What the task requires: The records that follow are to be repeated without alteration.

The data:
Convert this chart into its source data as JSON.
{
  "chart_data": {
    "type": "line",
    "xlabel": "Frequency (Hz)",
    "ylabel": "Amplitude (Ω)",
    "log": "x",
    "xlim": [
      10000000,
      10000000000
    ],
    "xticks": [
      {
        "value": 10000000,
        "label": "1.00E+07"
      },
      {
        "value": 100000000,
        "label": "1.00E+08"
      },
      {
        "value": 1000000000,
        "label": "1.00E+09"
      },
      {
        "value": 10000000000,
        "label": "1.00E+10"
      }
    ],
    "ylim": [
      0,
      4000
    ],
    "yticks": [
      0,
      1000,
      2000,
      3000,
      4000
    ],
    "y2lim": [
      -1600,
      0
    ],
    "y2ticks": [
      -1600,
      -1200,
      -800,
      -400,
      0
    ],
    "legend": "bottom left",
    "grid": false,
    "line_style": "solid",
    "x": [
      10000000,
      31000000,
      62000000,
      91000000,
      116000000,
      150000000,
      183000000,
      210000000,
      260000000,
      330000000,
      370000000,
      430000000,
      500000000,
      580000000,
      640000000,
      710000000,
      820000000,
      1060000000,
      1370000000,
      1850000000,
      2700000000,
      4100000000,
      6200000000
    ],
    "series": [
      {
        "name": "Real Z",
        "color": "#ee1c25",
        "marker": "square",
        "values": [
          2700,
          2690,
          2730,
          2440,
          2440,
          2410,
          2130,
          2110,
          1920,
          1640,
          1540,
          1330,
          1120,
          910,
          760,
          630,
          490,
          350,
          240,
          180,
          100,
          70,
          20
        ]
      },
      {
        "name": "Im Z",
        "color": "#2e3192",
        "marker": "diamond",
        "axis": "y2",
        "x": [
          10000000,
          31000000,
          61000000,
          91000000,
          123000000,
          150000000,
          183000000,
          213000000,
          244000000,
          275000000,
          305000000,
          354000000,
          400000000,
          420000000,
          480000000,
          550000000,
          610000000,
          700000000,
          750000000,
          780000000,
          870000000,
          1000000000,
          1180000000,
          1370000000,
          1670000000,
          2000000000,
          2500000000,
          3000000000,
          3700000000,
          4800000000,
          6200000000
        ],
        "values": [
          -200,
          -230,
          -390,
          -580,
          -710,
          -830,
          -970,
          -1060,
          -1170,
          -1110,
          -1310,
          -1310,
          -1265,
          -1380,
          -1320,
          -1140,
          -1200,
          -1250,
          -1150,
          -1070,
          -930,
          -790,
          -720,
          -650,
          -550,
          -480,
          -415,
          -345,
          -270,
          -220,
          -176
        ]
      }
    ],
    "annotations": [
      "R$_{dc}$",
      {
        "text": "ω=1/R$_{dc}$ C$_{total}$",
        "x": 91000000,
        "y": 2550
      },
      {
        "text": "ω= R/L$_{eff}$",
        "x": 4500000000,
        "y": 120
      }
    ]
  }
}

Result of this exercise:
Convert this chart into its source data as JSON.
{
  "chart_data": {
    "type": "line",
    "xlabel": "Frequency (Hz)",
    "ylabel": "Amplitude (Ω)",
    "log": "x",
    "xlim": [
      10000000,
      10000000000
    ],
    "xticks": [
      {
        "value": 10000000,
        "label": "1.00E+07"
      },
      {
        "value": 100000000,
        "label": "1.00E+08"
      },
      {
        "value": 1000000000,
        "label": "1.00E+09"
      },
      {
        "value": 10000000000,
        "label": "1.00E+10"
      }
    ],
    "ylim": [
      0,
      4000
    ],
    "yticks": [
      0,
      1000,
      2000,
      3000,
      4000
    ],
    "y2lim": [
      -1600,
      0
    ],
    "y2ticks": [
      -1600,
      -1200,
      -800,
      -400,
      0
    ],
    "legend": "bottom left",
    "grid": false,
    "line_style": "solid",
    "x": [
      10000000,
      31000000,
      62000000,
      91000000,
      116000000,
      150000000,
      183000000,
      210000000,
      260000000,
      330000000,
      370000000,
      430000000,
      500000000,
      580000000,
      640000000,
      710000000,
      820000000,
      1060000000,
      1370000000,
      1850000000,
      2700000000,
      4100000000,
      6200000000
    ],
    "series": [
      {
        "name": "Real Z",
        "color": "#ee1c25",
        "marker": "square",
        "values": [
          2700,
          2690,
          2730,
          2440,
          2440,
          2410,
          2130,
          2110,
          1920,
          1640,
          1540,
          1330,
          1120,
          910,
          760,
          630,
          490,
          350,
          240,
          180,
          100,
          70,
          20
        ]
      },
      {
        "name": "Im Z",
        "color": "#2e3192",
        "marker": "diamond",
        "axis": "y2",
        "x": [
          10000000,
          31000000,
          61000000,
          91000000,
          123000000,
          150000000,
          183000000,
          213000000,
          244000000,
          275000000,
          305000000,
          354000000,
          400000000,
          420000000,
          480000000,
          550000000,
          610000000,
          700000000,
          750000000,
          780000000,
          870000000,
          1000000000,
          1180000000,
          1370000000,
          1670000000,
          2000000000,
          2500000000,
          3000000000,
          3700000000,
          4800000000,
          6200000000
        ],
        "values": [
          -200,
          -230,
          -390,
          -580,
          -710,
          -830,
          -970,
          -1060,
          -1170,
          -1110,
          -1310,
          -1310,
          -1265,
          -1380,
          -1320,
          -1140,
          -1200,
          -1250,
          -1150,
          -1070,
          -930,
          -790,
          -720,
          -650,
          -550,
          -480,
          -415,
          -345,
          -270,
          -220,
          -176
        ]
      }
    ],
    "annotations": [
      "R$_{dc}$",
      {
        "text": "ω=1/R$_{dc}$ C$_{total}$",
        "x": 91000000,
        "y": 2550
      },
      {
        "text": "ω= R/L$_{eff}$",
        "x": 4500000000,
        "y": 120
      }
    ]
  }
}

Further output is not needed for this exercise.